* Task requirements
Among the lines of the material, copy those that hold the string "OAuth".

* Given data

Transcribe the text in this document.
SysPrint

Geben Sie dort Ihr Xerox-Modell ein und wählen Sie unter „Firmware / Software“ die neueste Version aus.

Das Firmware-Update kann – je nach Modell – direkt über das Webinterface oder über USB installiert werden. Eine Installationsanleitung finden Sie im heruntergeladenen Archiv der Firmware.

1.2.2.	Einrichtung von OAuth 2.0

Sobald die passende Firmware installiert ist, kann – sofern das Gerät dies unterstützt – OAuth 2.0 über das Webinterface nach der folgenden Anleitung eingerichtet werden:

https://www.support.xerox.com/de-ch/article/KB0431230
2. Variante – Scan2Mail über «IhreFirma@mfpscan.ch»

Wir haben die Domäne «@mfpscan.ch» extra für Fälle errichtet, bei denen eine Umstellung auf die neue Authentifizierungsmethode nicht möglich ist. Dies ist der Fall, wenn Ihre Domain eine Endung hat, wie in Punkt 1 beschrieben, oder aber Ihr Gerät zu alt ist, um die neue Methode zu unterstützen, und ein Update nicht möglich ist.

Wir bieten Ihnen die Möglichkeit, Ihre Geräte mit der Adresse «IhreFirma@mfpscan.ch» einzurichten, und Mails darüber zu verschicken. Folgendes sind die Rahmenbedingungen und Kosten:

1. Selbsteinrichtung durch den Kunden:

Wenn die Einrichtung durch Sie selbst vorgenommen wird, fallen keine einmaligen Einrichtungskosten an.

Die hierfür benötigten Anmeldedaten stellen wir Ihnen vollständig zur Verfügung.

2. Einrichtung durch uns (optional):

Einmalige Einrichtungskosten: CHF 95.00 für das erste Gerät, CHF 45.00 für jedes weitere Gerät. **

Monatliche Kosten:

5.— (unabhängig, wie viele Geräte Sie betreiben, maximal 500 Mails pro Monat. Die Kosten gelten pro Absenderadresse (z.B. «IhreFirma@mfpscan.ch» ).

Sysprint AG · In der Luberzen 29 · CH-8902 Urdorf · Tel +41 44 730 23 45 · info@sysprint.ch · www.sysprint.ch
--
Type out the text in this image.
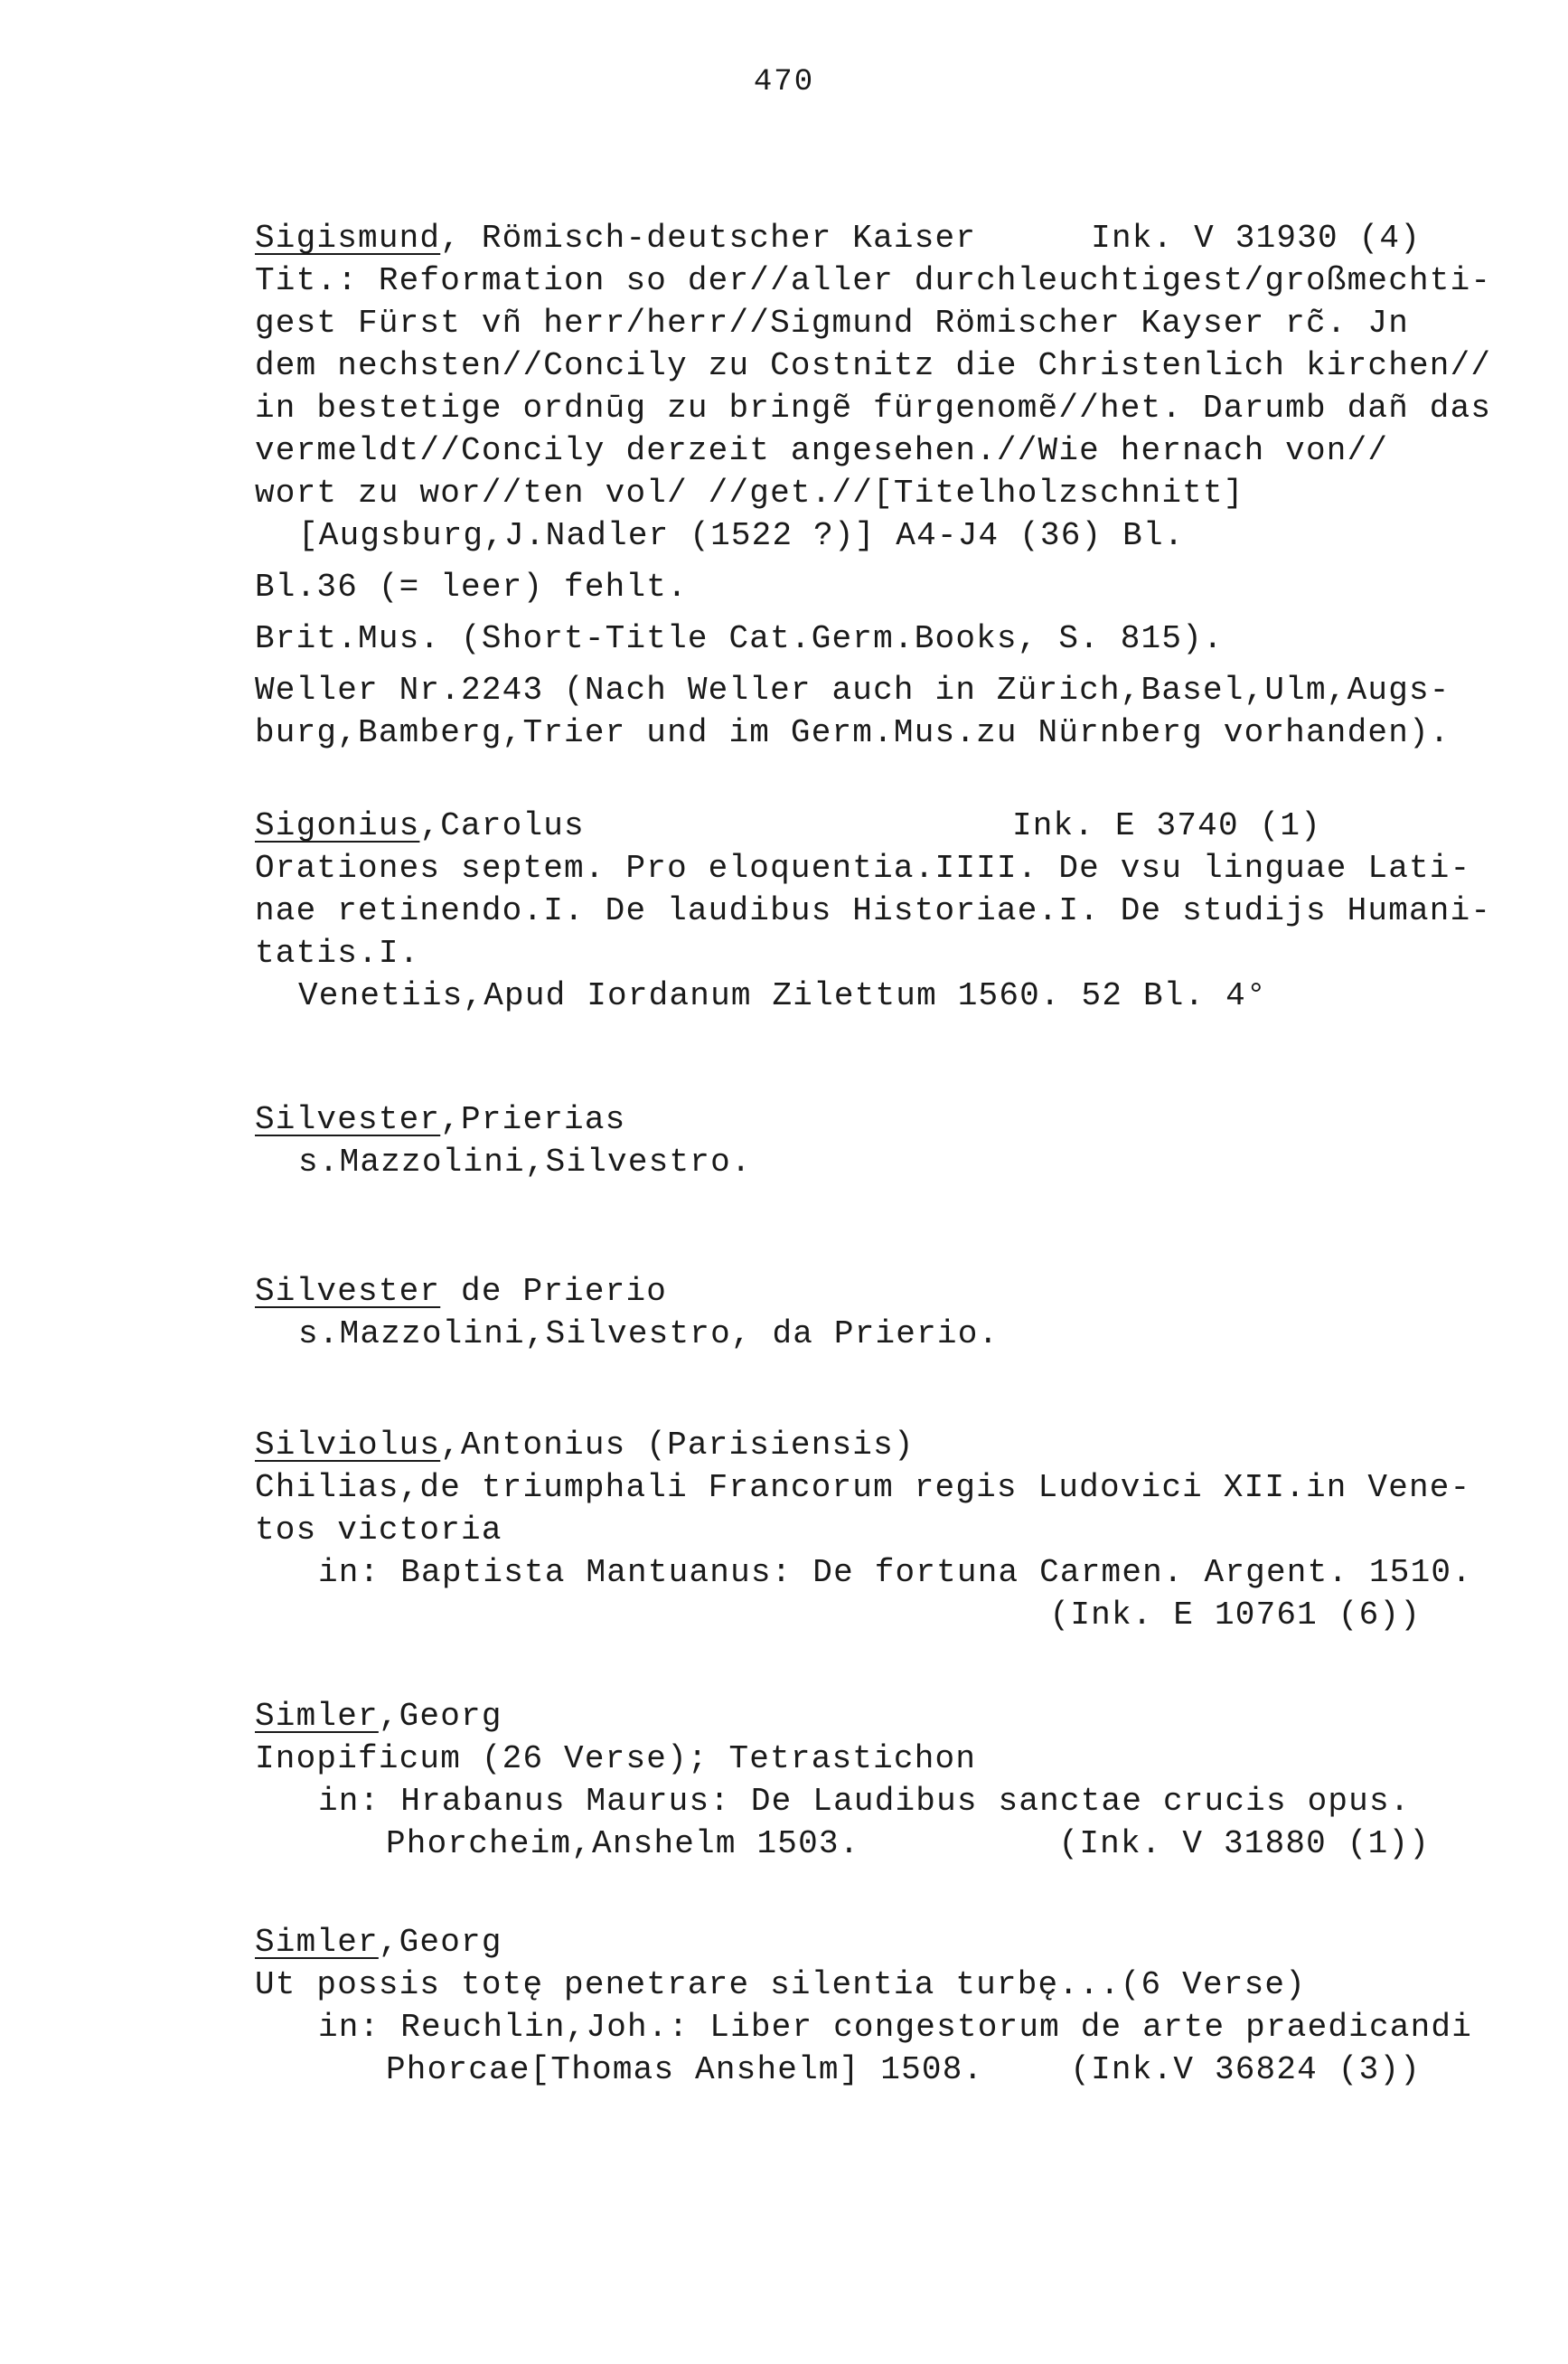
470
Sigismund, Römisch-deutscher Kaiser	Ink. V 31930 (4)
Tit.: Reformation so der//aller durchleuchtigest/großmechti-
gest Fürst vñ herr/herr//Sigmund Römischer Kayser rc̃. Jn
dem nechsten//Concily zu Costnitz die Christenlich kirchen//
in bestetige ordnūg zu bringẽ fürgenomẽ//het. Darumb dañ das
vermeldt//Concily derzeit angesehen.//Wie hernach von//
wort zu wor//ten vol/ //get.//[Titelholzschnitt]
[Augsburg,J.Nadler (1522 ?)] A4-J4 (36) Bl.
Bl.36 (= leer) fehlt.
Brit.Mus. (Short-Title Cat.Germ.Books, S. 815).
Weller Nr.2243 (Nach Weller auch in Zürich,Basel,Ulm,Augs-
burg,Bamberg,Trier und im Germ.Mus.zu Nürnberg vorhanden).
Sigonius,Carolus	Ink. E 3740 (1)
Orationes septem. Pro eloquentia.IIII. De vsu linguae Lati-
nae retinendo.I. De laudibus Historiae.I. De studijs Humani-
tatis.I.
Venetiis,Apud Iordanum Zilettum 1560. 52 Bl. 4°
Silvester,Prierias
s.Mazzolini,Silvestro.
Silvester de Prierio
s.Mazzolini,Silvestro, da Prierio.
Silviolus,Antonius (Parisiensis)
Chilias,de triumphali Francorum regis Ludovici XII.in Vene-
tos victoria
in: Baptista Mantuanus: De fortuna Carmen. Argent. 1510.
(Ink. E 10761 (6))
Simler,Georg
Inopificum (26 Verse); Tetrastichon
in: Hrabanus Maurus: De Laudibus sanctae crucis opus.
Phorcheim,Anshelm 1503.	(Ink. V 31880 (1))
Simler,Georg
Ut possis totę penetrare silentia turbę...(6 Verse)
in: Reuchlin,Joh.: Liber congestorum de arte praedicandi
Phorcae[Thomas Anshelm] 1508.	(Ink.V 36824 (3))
==
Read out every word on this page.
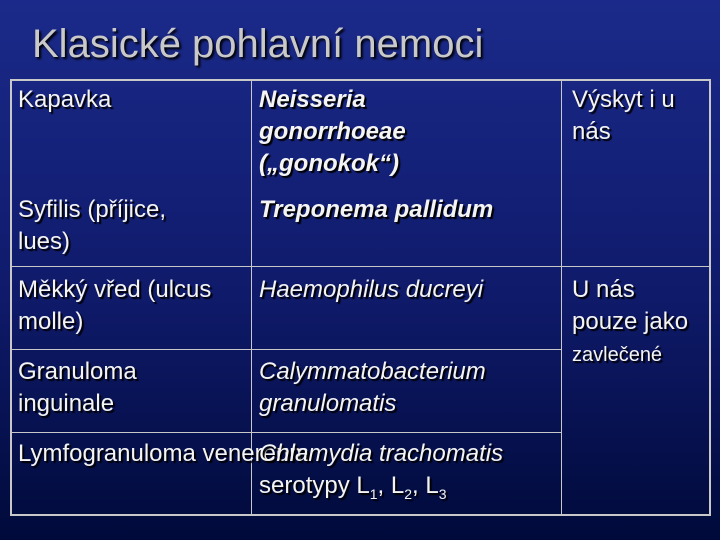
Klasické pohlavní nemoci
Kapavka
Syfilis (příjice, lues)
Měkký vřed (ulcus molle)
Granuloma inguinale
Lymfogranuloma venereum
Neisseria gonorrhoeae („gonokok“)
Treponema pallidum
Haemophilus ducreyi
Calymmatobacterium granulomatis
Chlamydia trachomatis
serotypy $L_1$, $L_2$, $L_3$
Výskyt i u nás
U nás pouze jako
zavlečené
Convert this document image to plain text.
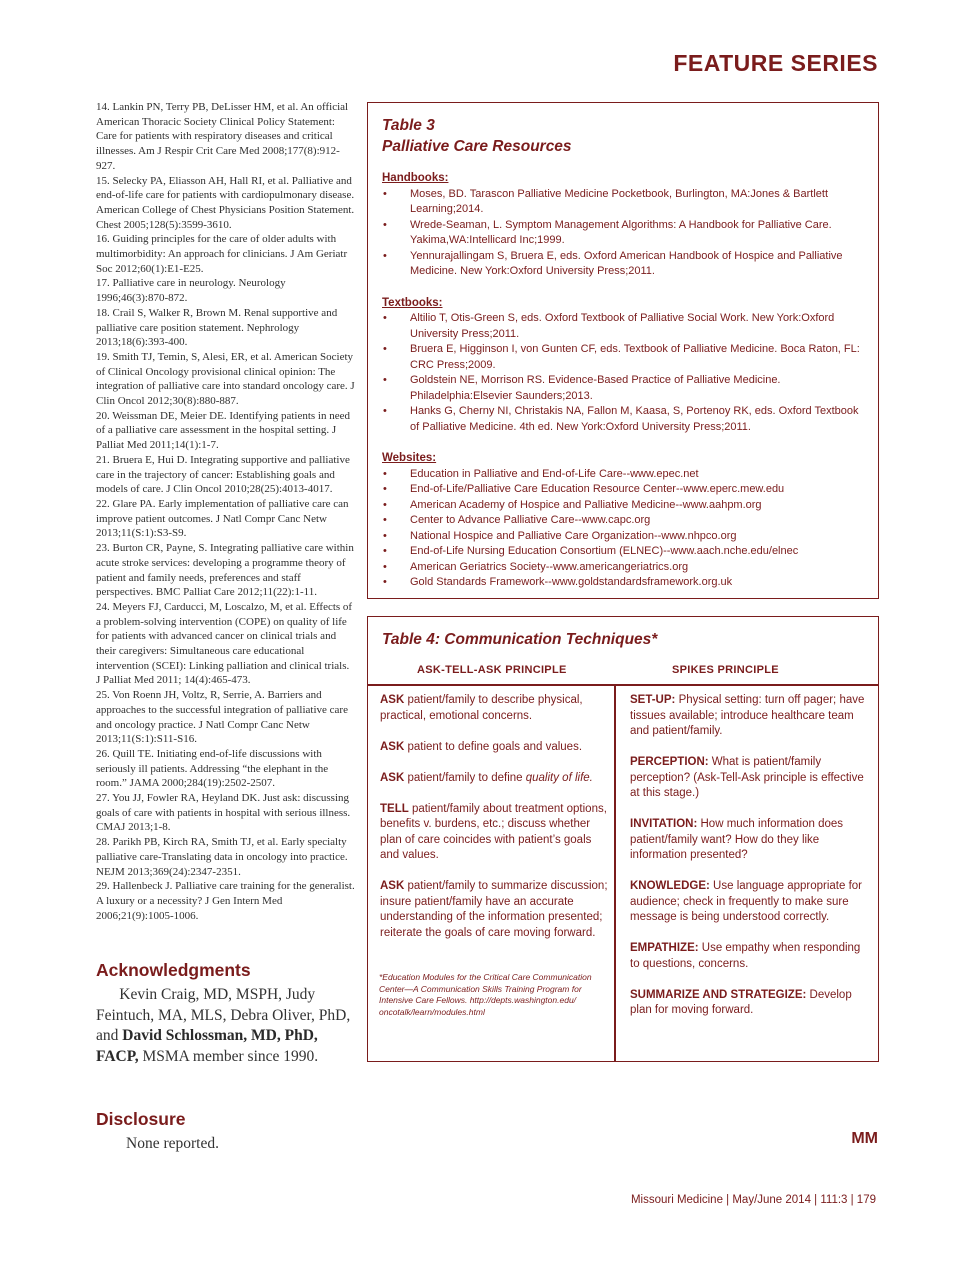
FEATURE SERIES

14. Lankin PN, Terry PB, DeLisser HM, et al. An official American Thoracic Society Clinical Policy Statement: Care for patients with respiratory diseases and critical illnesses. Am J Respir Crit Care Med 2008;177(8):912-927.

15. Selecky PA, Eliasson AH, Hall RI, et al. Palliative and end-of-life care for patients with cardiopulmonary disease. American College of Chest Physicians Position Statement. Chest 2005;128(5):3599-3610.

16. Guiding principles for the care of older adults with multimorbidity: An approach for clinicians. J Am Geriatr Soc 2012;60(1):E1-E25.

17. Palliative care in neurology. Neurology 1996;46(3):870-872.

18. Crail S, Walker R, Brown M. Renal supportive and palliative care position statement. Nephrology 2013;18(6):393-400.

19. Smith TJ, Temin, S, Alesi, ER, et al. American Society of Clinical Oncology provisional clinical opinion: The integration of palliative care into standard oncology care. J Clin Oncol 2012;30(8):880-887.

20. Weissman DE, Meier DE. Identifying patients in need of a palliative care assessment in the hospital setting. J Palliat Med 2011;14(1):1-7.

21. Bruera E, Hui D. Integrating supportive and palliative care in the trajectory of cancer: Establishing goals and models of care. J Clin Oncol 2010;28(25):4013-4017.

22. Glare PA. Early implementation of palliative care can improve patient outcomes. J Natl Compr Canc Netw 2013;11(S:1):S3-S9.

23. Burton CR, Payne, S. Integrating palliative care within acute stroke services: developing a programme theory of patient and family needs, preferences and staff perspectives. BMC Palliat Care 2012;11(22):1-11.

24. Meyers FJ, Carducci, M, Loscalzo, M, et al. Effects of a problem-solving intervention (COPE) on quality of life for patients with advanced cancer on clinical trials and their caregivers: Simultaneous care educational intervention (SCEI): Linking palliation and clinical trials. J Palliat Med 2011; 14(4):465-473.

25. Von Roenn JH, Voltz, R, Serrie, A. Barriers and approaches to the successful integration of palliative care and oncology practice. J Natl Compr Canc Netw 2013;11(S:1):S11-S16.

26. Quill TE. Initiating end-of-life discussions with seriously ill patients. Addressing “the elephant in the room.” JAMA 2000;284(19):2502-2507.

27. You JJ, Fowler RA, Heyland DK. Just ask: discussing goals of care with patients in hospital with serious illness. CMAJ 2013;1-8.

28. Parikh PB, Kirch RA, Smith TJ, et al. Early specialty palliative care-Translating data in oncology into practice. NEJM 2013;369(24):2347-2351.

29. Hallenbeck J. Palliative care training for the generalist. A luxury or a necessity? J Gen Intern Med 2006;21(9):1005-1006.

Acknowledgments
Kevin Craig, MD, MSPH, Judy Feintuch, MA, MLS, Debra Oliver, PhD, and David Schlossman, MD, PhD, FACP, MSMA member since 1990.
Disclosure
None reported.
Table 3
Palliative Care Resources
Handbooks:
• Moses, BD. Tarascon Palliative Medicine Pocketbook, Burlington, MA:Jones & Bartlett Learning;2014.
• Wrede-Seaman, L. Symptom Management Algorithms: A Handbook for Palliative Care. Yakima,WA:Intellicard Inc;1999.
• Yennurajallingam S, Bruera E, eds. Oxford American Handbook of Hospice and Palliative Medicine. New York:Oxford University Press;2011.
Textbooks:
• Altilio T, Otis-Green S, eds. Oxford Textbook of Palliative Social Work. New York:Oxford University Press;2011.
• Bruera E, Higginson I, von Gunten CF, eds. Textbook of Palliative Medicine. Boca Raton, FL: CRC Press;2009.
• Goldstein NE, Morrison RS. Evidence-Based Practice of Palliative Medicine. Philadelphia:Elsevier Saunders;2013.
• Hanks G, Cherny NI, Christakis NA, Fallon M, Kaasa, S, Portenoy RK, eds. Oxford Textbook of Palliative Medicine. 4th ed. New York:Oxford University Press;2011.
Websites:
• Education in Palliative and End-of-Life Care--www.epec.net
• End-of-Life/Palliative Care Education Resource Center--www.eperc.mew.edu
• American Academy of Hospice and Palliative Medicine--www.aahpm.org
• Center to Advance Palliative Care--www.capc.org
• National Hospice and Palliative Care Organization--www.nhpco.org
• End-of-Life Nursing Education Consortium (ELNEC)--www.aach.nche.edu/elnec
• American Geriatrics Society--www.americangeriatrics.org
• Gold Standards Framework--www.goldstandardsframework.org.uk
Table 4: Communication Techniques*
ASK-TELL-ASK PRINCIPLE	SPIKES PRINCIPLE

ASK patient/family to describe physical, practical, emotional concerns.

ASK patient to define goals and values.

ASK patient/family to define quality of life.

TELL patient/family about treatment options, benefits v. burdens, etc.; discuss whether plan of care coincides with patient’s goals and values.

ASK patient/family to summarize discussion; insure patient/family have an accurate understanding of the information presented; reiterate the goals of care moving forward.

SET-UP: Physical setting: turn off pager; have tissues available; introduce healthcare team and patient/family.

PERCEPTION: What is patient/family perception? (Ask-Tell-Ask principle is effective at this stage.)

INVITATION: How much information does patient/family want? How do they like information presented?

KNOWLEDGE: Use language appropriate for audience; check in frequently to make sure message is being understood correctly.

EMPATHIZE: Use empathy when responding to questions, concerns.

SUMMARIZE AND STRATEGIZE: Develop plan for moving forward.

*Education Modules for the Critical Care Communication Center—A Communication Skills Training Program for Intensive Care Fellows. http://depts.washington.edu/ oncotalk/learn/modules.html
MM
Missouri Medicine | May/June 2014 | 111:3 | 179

* Expected output
1.2.2.	Einrichtung von OAuth 2.0
Sobald die passende Firmware installiert ist, kann – sofern das Gerät dies unterstützt – OAuth 2.0 über das Webinterface nach der folgenden Anleitung eingerichtet werden:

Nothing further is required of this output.